▸ STORED RECORDS:
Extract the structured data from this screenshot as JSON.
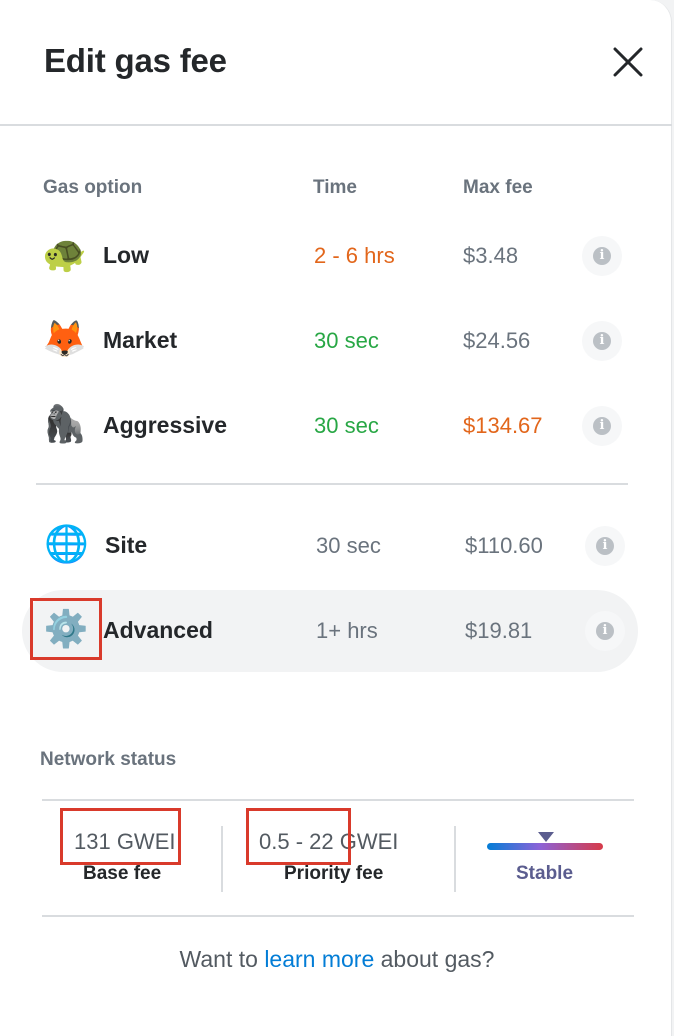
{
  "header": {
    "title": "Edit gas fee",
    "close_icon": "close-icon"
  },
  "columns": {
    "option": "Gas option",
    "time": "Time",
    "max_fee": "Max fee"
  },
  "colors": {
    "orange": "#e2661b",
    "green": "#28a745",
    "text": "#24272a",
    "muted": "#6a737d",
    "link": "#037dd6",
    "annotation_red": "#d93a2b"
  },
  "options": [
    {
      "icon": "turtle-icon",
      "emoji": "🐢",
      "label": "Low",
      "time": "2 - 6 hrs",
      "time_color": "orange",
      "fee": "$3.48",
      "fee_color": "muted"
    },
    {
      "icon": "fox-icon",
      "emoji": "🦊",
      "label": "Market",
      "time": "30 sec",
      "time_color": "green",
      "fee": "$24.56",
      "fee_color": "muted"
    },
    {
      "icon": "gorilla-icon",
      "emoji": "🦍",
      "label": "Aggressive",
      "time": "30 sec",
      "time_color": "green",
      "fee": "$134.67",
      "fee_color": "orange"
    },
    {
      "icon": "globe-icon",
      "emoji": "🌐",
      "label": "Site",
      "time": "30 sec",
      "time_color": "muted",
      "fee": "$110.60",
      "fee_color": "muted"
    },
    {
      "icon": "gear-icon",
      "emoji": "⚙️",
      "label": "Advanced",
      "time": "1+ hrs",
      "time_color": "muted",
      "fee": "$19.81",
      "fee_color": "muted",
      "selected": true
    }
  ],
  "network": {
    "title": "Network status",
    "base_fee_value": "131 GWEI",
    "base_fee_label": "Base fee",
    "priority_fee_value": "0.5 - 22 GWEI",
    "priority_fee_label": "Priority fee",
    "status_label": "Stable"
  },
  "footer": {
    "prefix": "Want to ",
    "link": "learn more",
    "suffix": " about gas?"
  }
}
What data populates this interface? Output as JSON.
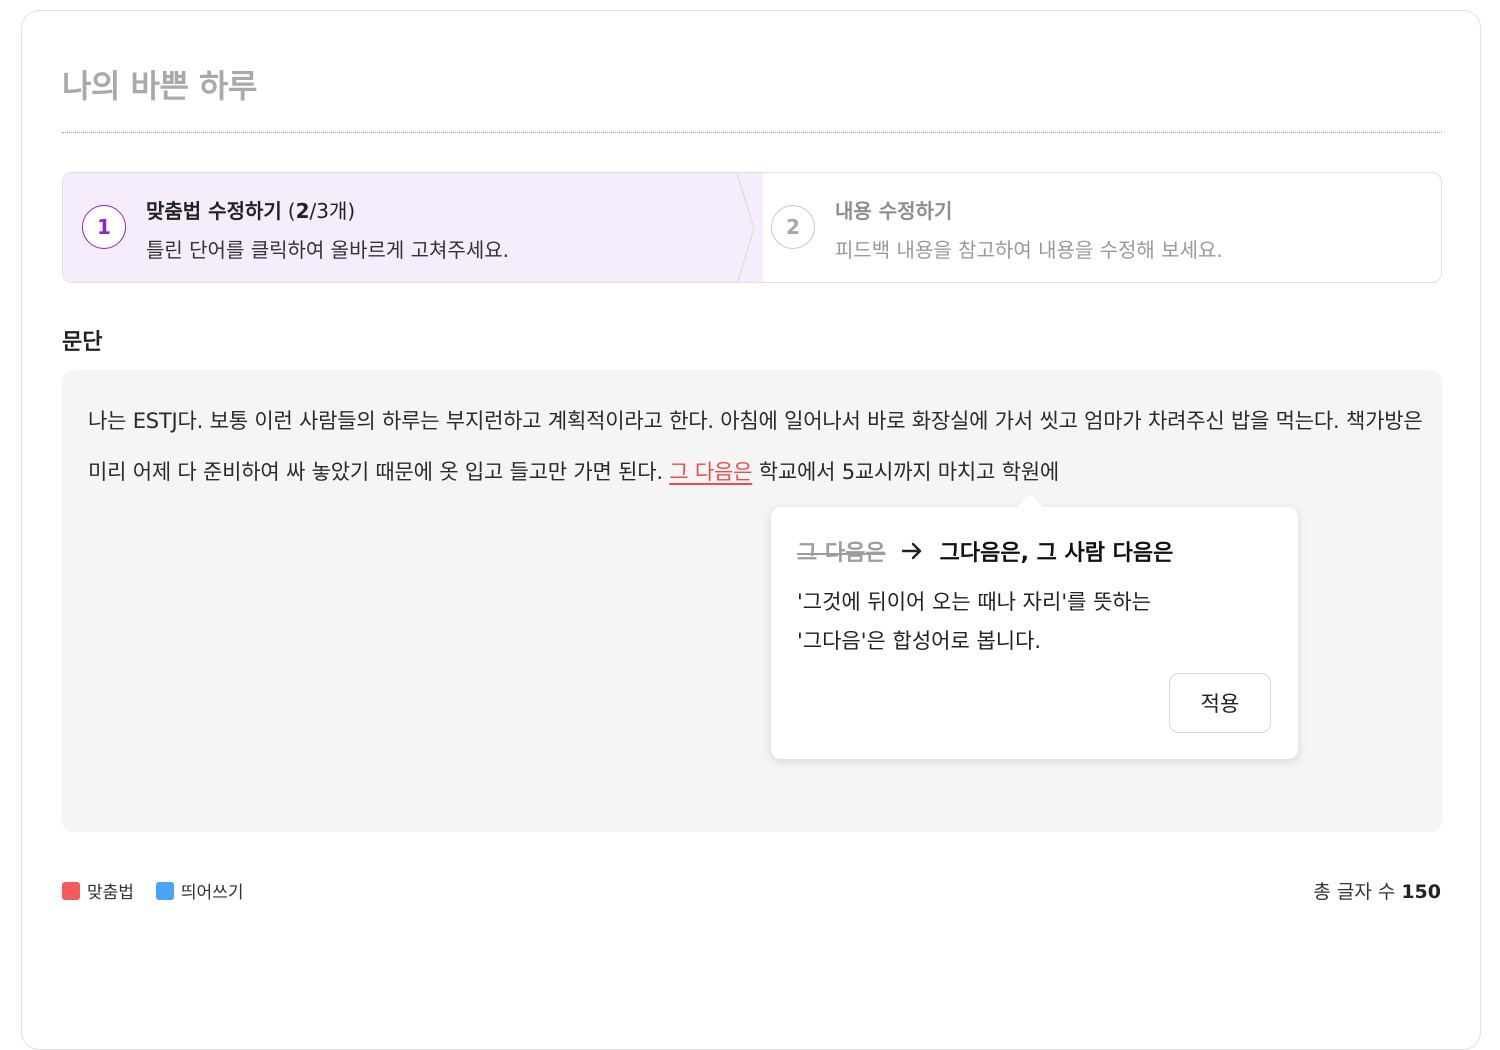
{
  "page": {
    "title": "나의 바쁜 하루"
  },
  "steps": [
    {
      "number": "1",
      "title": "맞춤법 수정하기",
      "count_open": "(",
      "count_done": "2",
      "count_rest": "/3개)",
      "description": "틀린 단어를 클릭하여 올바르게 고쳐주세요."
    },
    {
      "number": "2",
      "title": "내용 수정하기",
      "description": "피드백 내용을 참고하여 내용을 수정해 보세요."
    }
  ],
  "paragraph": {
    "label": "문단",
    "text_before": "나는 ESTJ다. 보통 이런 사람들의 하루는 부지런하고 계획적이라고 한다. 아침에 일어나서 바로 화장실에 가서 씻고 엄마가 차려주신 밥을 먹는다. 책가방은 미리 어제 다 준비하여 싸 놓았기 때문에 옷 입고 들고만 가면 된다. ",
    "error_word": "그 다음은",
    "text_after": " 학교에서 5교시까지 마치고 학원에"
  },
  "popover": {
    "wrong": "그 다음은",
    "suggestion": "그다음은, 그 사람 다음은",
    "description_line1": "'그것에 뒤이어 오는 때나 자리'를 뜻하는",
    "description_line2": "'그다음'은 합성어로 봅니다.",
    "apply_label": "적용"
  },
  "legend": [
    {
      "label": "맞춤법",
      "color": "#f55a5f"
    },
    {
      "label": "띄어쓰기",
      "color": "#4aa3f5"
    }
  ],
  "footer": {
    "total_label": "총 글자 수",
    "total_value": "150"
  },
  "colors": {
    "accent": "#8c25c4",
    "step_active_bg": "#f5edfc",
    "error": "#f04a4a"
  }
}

▸ DIRECTIONS: Reproduce every line above as written, skipping pictures.

▸ RESPONSE TO THIS EXERCISE:
Extract the structured data from this screenshot as JSON.
{
  "header": {
    "title": "Edit gas fee",
    "close_icon": "close-icon"
  },
  "columns": {
    "option": "Gas option",
    "time": "Time",
    "max_fee": "Max fee"
  },
  "colors": {
    "orange": "#e2661b",
    "green": "#28a745",
    "text": "#24272a",
    "muted": "#6a737d",
    "link": "#037dd6",
    "annotation_red": "#d93a2b"
  },
  "options": [
    {
      "icon": "turtle-icon",
      "emoji": "🐢",
      "label": "Low",
      "time": "2 - 6 hrs",
      "time_color": "orange",
      "fee": "$3.48",
      "fee_color": "muted"
    },
    {
      "icon": "fox-icon",
      "emoji": "🦊",
      "label": "Market",
      "time": "30 sec",
      "time_color": "green",
      "fee": "$24.56",
      "fee_color": "muted"
    },
    {
      "icon": "gorilla-icon",
      "emoji": "🦍",
      "label": "Aggressive",
      "time": "30 sec",
      "time_color": "green",
      "fee": "$134.67",
      "fee_color": "orange"
    },
    {
      "icon": "globe-icon",
      "emoji": "🌐",
      "label": "Site",
      "time": "30 sec",
      "time_color": "muted",
      "fee": "$110.60",
      "fee_color": "muted"
    },
    {
      "icon": "gear-icon",
      "emoji": "⚙️",
      "label": "Advanced",
      "time": "1+ hrs",
      "time_color": "muted",
      "fee": "$19.81",
      "fee_color": "muted",
      "selected": true
    }
  ],
  "network": {
    "title": "Network status",
    "base_fee_value": "131 GWEI",
    "base_fee_label": "Base fee",
    "priority_fee_value": "0.5 - 22 GWEI",
    "priority_fee_label": "Priority fee",
    "status_label": "Stable"
  },
  "footer": {
    "prefix": "Want to ",
    "link": "learn more",
    "suffix": " about gas?"
  }
}
What data populates this interface? Output as JSON.
{
  "page": {
    "title": "나의 바쁜 하루"
  },
  "steps": [
    {
      "number": "1",
      "title": "맞춤법 수정하기",
      "count_open": "(",
      "count_done": "2",
      "count_rest": "/3개)",
      "description": "틀린 단어를 클릭하여 올바르게 고쳐주세요."
    },
    {
      "number": "2",
      "title": "내용 수정하기",
      "description": "피드백 내용을 참고하여 내용을 수정해 보세요."
    }
  ],
  "paragraph": {
    "label": "문단",
    "text_before": "나는 ESTJ다. 보통 이런 사람들의 하루는 부지런하고 계획적이라고 한다. 아침에 일어나서 바로 화장실에 가서 씻고 엄마가 차려주신 밥을 먹는다. 책가방은 미리 어제 다 준비하여 싸 놓았기 때문에 옷 입고 들고만 가면 된다. ",
    "error_word": "그 다음은",
    "text_after": " 학교에서 5교시까지 마치고 학원에"
  },
  "popover": {
    "wrong": "그 다음은",
    "suggestion": "그다음은, 그 사람 다음은",
    "description_line1": "'그것에 뒤이어 오는 때나 자리'를 뜻하는",
    "description_line2": "'그다음'은 합성어로 봅니다.",
    "apply_label": "적용"
  },
  "legend": [
    {
      "label": "맞춤법",
      "color": "#f55a5f"
    },
    {
      "label": "띄어쓰기",
      "color": "#4aa3f5"
    }
  ],
  "footer": {
    "total_label": "총 글자 수",
    "total_value": "150"
  },
  "colors": {
    "accent": "#8c25c4",
    "step_active_bg": "#f5edfc",
    "error": "#f04a4a"
  }
}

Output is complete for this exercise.